> Data for the task:
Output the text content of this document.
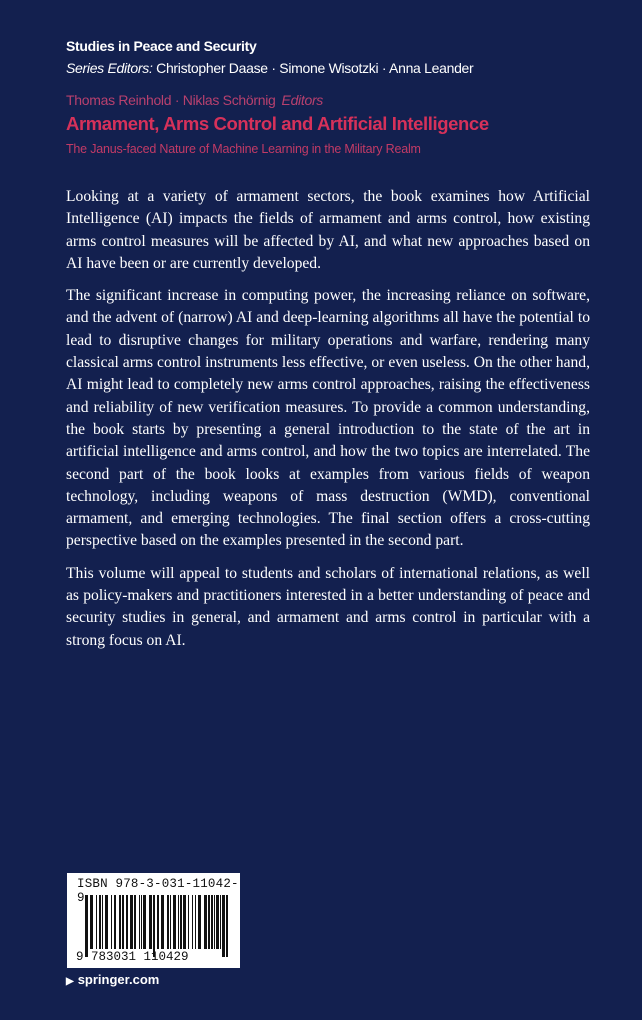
Studies in Peace and Security
Series Editors: Christopher Daase · Simone Wisotzki · Anna Leander
Thomas Reinhold · Niklas Schörnig Editors
Armament, Arms Control and Artificial Intelligence
The Janus-faced Nature of Machine Learning in the Military Realm

Looking at a variety of armament sectors, the book examines how Artificial Intelligence (AI) impacts the fields of armament and arms control, how existing arms control measures will be affected by AI, and what new approaches based on AI have been or are currently developed.

The significant increase in computing power, the increasing reliance on software, and the advent of (narrow) AI and deep-learning algorithms all have the potential to lead to disruptive changes for military operations and warfare, rendering many classical arms control instruments less effective, or even useless. On the other hand, AI might lead to completely new arms control approaches, raising the effectiveness and reliability of new verification measures. To provide a common understanding, the book starts by presenting a general introduction to the state of the art in artificial intelligence and arms control, and how the two topics are interrelated. The second part of the book looks at examples from various fields of weapon technology, including weapons of mass destruction (WMD), conventional armament, and emerging technologies. The final section offers a cross-cutting perspective based on the examples presented in the second part.

This volume will appeal to students and scholars of international relations, as well as policy-makers and practitioners interested in a better understanding of peace and security studies in general, and armament and arms control in particular with a strong focus on AI.

ISBN 978-3-031-11042-9
9 783031 110429
▶ springer.com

> Directive: List all lines above in which the string "Editors" appears.

> Output for this task:
Series Editors: Christopher Daase · Simone Wisotzki · Anna Leander
Thomas Reinhold · Niklas Schörnig Editors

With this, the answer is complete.